■ SET EXERCISE:
Retype all the entries word for word, but omit the pictures.

Data records:
((

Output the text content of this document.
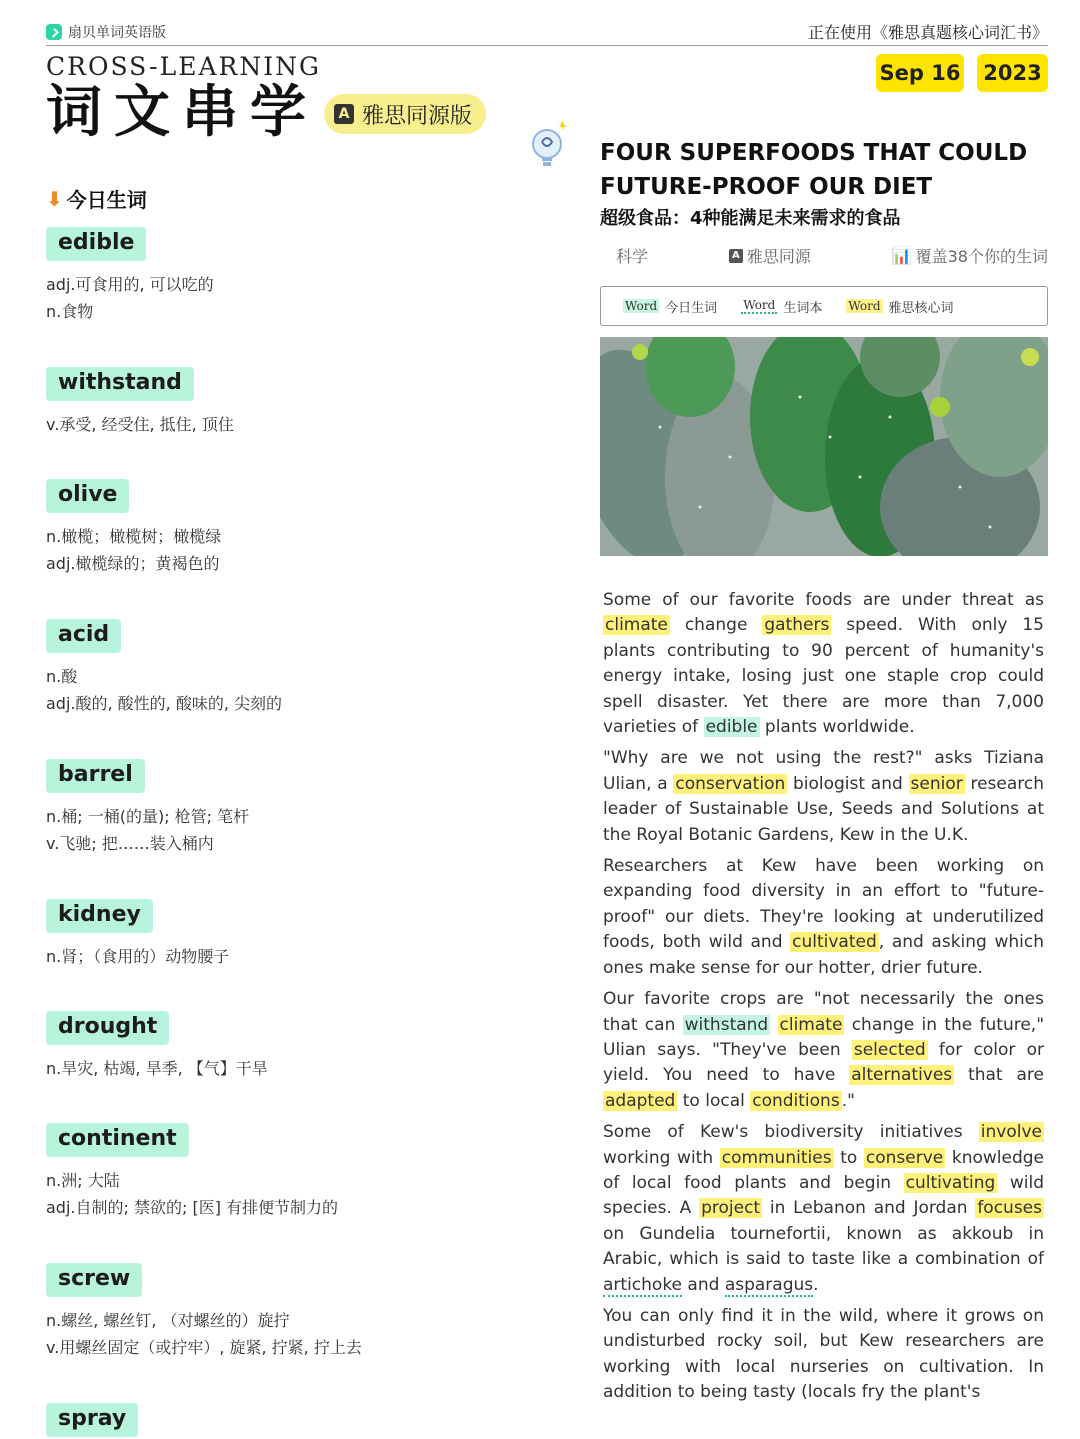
扇贝单词英语版	正在使用《雅思真题核心词汇书》
CROSS-LEARNING
词文串学	A 雅思同源版
Sep 16 2023
⬇ 今日生词
edible
adj.可食用的, 可以吃的
n.食物
withstand
v.承受, 经受住, 抵住, 顶住
olive
n.橄榄；橄榄树；橄榄绿
adj.橄榄绿的；黄褐色的
acid
n.酸
adj.酸的, 酸性的, 酸味的, 尖刻的
barrel
n.桶; 一桶(的量); 枪管; 笔杆
v.飞驰; 把……装入桶内
kidney
n.肾；（食用的）动物腰子
drought
n.旱灾, 枯竭, 旱季, 【气】干旱
continent
n.洲; 大陆
adj.自制的; 禁欲的; [医] 有排便节制力的
screw
n.螺丝, 螺丝钉, （对螺丝的）旋拧
v.用螺丝固定（或拧牢）, 旋紧, 拧紧, 拧上去
spray
FOUR SUPERFOODS THAT COULD FUTURE-PROOF OUR DIET
超级食品：4种能满足未来需求的食品
科学	A 雅思同源	📊 覆盖38个你的生词
Word 今日生词 Word 生词本 Word 雅思核心词

Some of our favorite foods are under threat as climate change gathers speed. With only 15 plants contributing to 90 percent of humanity's energy intake, losing just one staple crop could spell disaster. Yet there are more than 7,000 varieties of edible plants worldwide.

"Why are we not using the rest?" asks Tiziana Ulian, a conservation biologist and senior research leader of Sustainable Use, Seeds and Solutions at the Royal Botanic Gardens, Kew in the U.K.

Researchers at Kew have been working on expanding food diversity in an effort to "future-proof" our diets. They're looking at underutilized foods, both wild and cultivated , and asking which ones make sense for our hotter, drier future.

Our favorite crops are "not necessarily the ones that can withstand climate change in the future," Ulian says. "They've been selected for color or yield. You need to have alternatives that are adapted to local conditions ."

Some of Kew's biodiversity initiatives involve working with communities to conserve knowledge of local food plants and begin cultivating wild species. A project in Lebanon and Jordan focuses on Gundelia tournefortii, known as akkoub in Arabic, which is said to taste like a combination of artichoke and asparagus.

You can only find it in the wild, where it grows on undisturbed rocky soil, but Kew researchers are working with local nurseries on cultivation. In addition to being tasty (locals fry the plant's
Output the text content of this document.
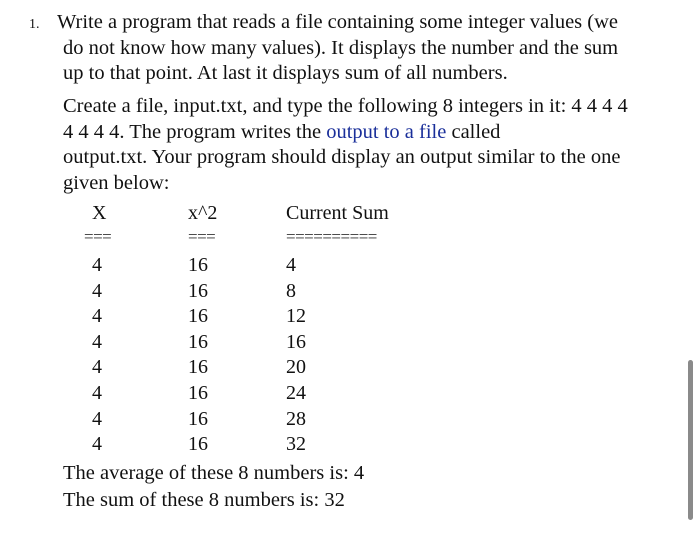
1. Write a program that reads a file containing some integer values (we
do not know how many values). It displays the number and the sum
up to that point. At last it displays sum of all numbers.
Create a file, input.txt, and type the following 8 integers in it: 4 4 4 4
4 4 4 4. The program writes the output to a file called
output.txt. Your program should display an output similar to the one
given below:
X	x^2	Current Sum
===	===	==========
4	16	4
4	16	8
4	16	12
4	16	16
4	16	20
4	16	24
4	16	28
4	16	32
The average of these 8 numbers is: 4
The sum of these 8 numbers is: 32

))

■ THE COMPLETED TASK:
Output the text content of this document.
扇贝单词英语版	正在使用《雅思真题核心词汇书》
CROSS-LEARNING
词文串学	A 雅思同源版
Sep 16 2023
⬇ 今日生词
edible
adj.可食用的, 可以吃的
n.食物
withstand
v.承受, 经受住, 抵住, 顶住
olive
n.橄榄；橄榄树；橄榄绿
adj.橄榄绿的；黄褐色的
acid
n.酸
adj.酸的, 酸性的, 酸味的, 尖刻的
barrel
n.桶; 一桶(的量); 枪管; 笔杆
v.飞驰; 把……装入桶内
kidney
n.肾；（食用的）动物腰子
drought
n.旱灾, 枯竭, 旱季, 【气】干旱
continent
n.洲; 大陆
adj.自制的; 禁欲的; [医] 有排便节制力的
screw
n.螺丝, 螺丝钉, （对螺丝的）旋拧
v.用螺丝固定（或拧牢）, 旋紧, 拧紧, 拧上去
spray
FOUR SUPERFOODS THAT COULD FUTURE-PROOF OUR DIET
超级食品：4种能满足未来需求的食品
科学	A 雅思同源	📊 覆盖38个你的生词
Word 今日生词 Word 生词本 Word 雅思核心词

Some of our favorite foods are under threat as climate change gathers speed. With only 15 plants contributing to 90 percent of humanity's energy intake, losing just one staple crop could spell disaster. Yet there are more than 7,000 varieties of edible plants worldwide.

"Why are we not using the rest?" asks Tiziana Ulian, a conservation biologist and senior research leader of Sustainable Use, Seeds and Solutions at the Royal Botanic Gardens, Kew in the U.K.

Researchers at Kew have been working on expanding food diversity in an effort to "future-proof" our diets. They're looking at underutilized foods, both wild and cultivated , and asking which ones make sense for our hotter, drier future.

Our favorite crops are "not necessarily the ones that can withstand climate change in the future," Ulian says. "They've been selected for color or yield. You need to have alternatives that are adapted to local conditions ."

Some of Kew's biodiversity initiatives involve working with communities to conserve knowledge of local food plants and begin cultivating wild species. A project in Lebanon and Jordan focuses on Gundelia tournefortii, known as akkoub in Arabic, which is said to taste like a combination of artichoke and asparagus.

You can only find it in the wild, where it grows on undisturbed rocky soil, but Kew researchers are working with local nurseries on cultivation. In addition to being tasty (locals fry the plant's
Output the text content of this document.
1. Write a program that reads a file containing some integer values (we
do not know how many values). It displays the number and the sum
up to that point. At last it displays sum of all numbers.
Create a file, input.txt, and type the following 8 integers in it: 4 4 4 4
4 4 4 4. The program writes the output to a file called
output.txt. Your program should display an output similar to the one
given below:
X	x^2	Current Sum
===	===	==========
4	16	4
4	16	8
4	16	12
4	16	16
4	16	20
4	16	24
4	16	28
4	16	32
The average of these 8 numbers is: 4
The sum of these 8 numbers is: 32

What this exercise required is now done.